▶ [PROBLEM STATEMENT] Write out the whole listing, matching it exactly.

((

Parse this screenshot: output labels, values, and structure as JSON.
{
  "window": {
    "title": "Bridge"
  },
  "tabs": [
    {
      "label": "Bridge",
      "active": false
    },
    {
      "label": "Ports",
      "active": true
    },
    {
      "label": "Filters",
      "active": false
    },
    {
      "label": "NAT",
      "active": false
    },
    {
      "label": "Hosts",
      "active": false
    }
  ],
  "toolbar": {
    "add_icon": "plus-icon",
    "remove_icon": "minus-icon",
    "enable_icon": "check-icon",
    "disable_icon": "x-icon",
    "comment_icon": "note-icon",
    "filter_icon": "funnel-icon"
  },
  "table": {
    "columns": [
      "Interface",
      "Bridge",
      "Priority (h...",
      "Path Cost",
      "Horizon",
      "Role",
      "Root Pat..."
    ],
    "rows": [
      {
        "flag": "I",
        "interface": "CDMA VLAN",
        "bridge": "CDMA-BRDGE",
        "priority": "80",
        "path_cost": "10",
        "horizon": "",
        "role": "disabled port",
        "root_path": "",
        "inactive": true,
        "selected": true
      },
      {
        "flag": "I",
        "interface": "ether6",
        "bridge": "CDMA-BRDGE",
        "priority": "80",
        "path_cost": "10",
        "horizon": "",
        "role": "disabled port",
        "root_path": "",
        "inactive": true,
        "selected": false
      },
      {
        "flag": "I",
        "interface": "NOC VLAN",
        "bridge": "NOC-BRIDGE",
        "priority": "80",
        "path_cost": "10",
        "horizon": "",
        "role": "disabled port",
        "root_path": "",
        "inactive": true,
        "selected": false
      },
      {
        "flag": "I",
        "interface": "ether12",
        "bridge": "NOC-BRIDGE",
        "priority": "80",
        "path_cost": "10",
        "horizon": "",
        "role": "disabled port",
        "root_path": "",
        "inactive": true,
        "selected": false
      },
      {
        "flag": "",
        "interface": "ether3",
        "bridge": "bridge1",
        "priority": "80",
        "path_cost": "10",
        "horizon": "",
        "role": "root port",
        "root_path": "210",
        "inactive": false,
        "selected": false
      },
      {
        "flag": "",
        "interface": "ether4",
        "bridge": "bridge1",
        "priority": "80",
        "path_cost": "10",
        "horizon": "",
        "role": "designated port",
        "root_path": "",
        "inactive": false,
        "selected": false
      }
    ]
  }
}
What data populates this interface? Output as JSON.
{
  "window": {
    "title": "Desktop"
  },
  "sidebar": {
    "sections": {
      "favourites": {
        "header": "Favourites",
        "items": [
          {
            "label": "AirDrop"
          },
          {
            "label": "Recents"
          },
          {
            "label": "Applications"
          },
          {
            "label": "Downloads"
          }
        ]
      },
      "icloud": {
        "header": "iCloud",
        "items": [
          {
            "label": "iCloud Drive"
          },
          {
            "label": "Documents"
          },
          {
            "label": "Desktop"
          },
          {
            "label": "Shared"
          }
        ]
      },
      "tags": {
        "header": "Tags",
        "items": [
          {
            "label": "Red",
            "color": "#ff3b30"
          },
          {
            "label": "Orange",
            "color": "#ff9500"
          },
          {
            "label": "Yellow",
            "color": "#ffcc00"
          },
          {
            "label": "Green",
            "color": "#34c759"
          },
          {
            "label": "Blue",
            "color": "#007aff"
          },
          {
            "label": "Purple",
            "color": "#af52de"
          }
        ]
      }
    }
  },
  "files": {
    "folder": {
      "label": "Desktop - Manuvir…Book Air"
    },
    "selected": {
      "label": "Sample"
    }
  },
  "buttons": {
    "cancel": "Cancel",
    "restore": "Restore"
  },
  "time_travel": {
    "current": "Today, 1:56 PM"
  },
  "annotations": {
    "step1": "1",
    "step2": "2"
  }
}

))

▶ [THE RESULT]
Parse this screenshot: output labels, values, and structure as JSON.
{
  "window": {
    "title": "Bridge"
  },
  "tabs": [
    {
      "label": "Bridge",
      "active": false
    },
    {
      "label": "Ports",
      "active": true
    },
    {
      "label": "Filters",
      "active": false
    },
    {
      "label": "NAT",
      "active": false
    },
    {
      "label": "Hosts",
      "active": false
    }
  ],
  "toolbar": {
    "add_icon": "plus-icon",
    "remove_icon": "minus-icon",
    "enable_icon": "check-icon",
    "disable_icon": "x-icon",
    "comment_icon": "note-icon",
    "filter_icon": "funnel-icon"
  },
  "table": {
    "columns": [
      "Interface",
      "Bridge",
      "Priority (h...",
      "Path Cost",
      "Horizon",
      "Role",
      "Root Pat..."
    ],
    "rows": [
      {
        "flag": "I",
        "interface": "CDMA VLAN",
        "bridge": "CDMA-BRDGE",
        "priority": "80",
        "path_cost": "10",
        "horizon": "",
        "role": "disabled port",
        "root_path": "",
        "inactive": true,
        "selected": true
      },
      {
        "flag": "I",
        "interface": "ether6",
        "bridge": "CDMA-BRDGE",
        "priority": "80",
        "path_cost": "10",
        "horizon": "",
        "role": "disabled port",
        "root_path": "",
        "inactive": true,
        "selected": false
      },
      {
        "flag": "I",
        "interface": "NOC VLAN",
        "bridge": "NOC-BRIDGE",
        "priority": "80",
        "path_cost": "10",
        "horizon": "",
        "role": "disabled port",
        "root_path": "",
        "inactive": true,
        "selected": false
      },
      {
        "flag": "I",
        "interface": "ether12",
        "bridge": "NOC-BRIDGE",
        "priority": "80",
        "path_cost": "10",
        "horizon": "",
        "role": "disabled port",
        "root_path": "",
        "inactive": true,
        "selected": false
      },
      {
        "flag": "",
        "interface": "ether3",
        "bridge": "bridge1",
        "priority": "80",
        "path_cost": "10",
        "horizon": "",
        "role": "root port",
        "root_path": "210",
        "inactive": false,
        "selected": false
      },
      {
        "flag": "",
        "interface": "ether4",
        "bridge": "bridge1",
        "priority": "80",
        "path_cost": "10",
        "horizon": "",
        "role": "designated port",
        "root_path": "",
        "inactive": false,
        "selected": false
      }
    ]
  }
}
What data populates this interface? Output as JSON.
{
  "window": {
    "title": "Desktop"
  },
  "sidebar": {
    "sections": {
      "favourites": {
        "header": "Favourites",
        "items": [
          {
            "label": "AirDrop"
          },
          {
            "label": "Recents"
          },
          {
            "label": "Applications"
          },
          {
            "label": "Downloads"
          }
        ]
      },
      "icloud": {
        "header": "iCloud",
        "items": [
          {
            "label": "iCloud Drive"
          },
          {
            "label": "Documents"
          },
          {
            "label": "Desktop"
          },
          {
            "label": "Shared"
          }
        ]
      },
      "tags": {
        "header": "Tags",
        "items": [
          {
            "label": "Red",
            "color": "#ff3b30"
          },
          {
            "label": "Orange",
            "color": "#ff9500"
          },
          {
            "label": "Yellow",
            "color": "#ffcc00"
          },
          {
            "label": "Green",
            "color": "#34c759"
          },
          {
            "label": "Blue",
            "color": "#007aff"
          },
          {
            "label": "Purple",
            "color": "#af52de"
          }
        ]
      }
    }
  },
  "files": {
    "folder": {
      "label": "Desktop - Manuvir…Book Air"
    },
    "selected": {
      "label": "Sample"
    }
  },
  "buttons": {
    "cancel": "Cancel",
    "restore": "Restore"
  },
  "time_travel": {
    "current": "Today, 1:56 PM"
  },
  "annotations": {
    "step1": "1",
    "step2": "2"
  }
}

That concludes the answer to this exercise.